** begin Records shown **

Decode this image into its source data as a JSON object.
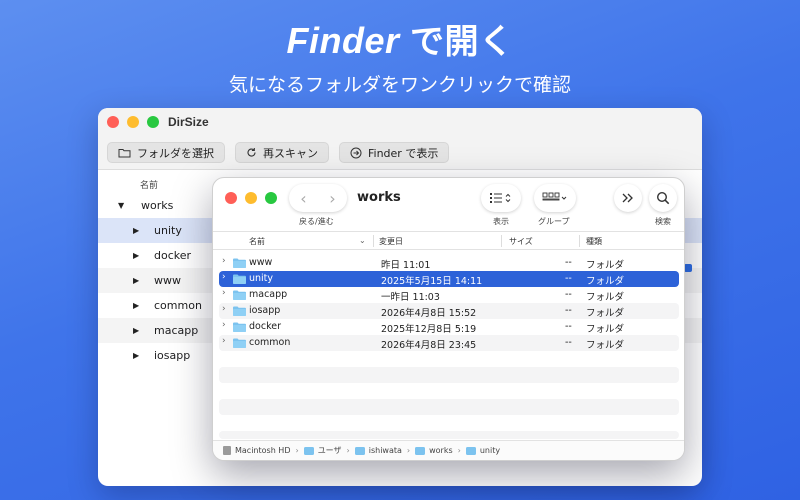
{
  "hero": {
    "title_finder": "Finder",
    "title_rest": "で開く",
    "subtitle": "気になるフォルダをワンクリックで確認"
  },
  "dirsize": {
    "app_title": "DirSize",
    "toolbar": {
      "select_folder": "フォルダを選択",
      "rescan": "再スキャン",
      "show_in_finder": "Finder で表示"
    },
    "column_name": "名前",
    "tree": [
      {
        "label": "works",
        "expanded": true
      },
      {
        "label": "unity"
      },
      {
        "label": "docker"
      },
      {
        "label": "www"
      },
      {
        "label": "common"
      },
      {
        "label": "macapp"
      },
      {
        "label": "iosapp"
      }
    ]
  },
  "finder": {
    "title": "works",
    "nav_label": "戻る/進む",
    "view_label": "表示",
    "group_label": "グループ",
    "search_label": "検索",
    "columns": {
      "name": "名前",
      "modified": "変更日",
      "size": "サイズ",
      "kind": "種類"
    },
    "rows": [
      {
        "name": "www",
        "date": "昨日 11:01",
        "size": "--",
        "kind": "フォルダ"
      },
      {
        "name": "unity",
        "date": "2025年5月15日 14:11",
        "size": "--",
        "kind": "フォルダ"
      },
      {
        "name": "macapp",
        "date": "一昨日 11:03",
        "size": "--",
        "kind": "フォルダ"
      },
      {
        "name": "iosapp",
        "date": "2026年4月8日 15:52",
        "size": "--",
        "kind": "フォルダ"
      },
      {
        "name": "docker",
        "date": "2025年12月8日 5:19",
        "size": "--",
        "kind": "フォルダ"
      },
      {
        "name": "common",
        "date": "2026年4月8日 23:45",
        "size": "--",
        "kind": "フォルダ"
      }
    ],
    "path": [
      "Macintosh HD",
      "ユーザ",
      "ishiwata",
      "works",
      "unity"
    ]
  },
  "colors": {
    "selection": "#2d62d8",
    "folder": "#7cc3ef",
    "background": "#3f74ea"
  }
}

** end Records shown **

**Exercise task**:
Without the pictures, write out every entry precisely as it appears.

**Correct output**:
Decode this image into its source data as a JSON object.
{
  "hero": {
    "title_finder": "Finder",
    "title_rest": "で開く",
    "subtitle": "気になるフォルダをワンクリックで確認"
  },
  "dirsize": {
    "app_title": "DirSize",
    "toolbar": {
      "select_folder": "フォルダを選択",
      "rescan": "再スキャン",
      "show_in_finder": "Finder で表示"
    },
    "column_name": "名前",
    "tree": [
      {
        "label": "works",
        "expanded": true
      },
      {
        "label": "unity"
      },
      {
        "label": "docker"
      },
      {
        "label": "www"
      },
      {
        "label": "common"
      },
      {
        "label": "macapp"
      },
      {
        "label": "iosapp"
      }
    ]
  },
  "finder": {
    "title": "works",
    "nav_label": "戻る/進む",
    "view_label": "表示",
    "group_label": "グループ",
    "search_label": "検索",
    "columns": {
      "name": "名前",
      "modified": "変更日",
      "size": "サイズ",
      "kind": "種類"
    },
    "rows": [
      {
        "name": "www",
        "date": "昨日 11:01",
        "size": "--",
        "kind": "フォルダ"
      },
      {
        "name": "unity",
        "date": "2025年5月15日 14:11",
        "size": "--",
        "kind": "フォルダ"
      },
      {
        "name": "macapp",
        "date": "一昨日 11:03",
        "size": "--",
        "kind": "フォルダ"
      },
      {
        "name": "iosapp",
        "date": "2026年4月8日 15:52",
        "size": "--",
        "kind": "フォルダ"
      },
      {
        "name": "docker",
        "date": "2025年12月8日 5:19",
        "size": "--",
        "kind": "フォルダ"
      },
      {
        "name": "common",
        "date": "2026年4月8日 23:45",
        "size": "--",
        "kind": "フォルダ"
      }
    ],
    "path": [
      "Macintosh HD",
      "ユーザ",
      "ishiwata",
      "works",
      "unity"
    ]
  },
  "colors": {
    "selection": "#2d62d8",
    "folder": "#7cc3ef",
    "background": "#3f74ea"
  }
}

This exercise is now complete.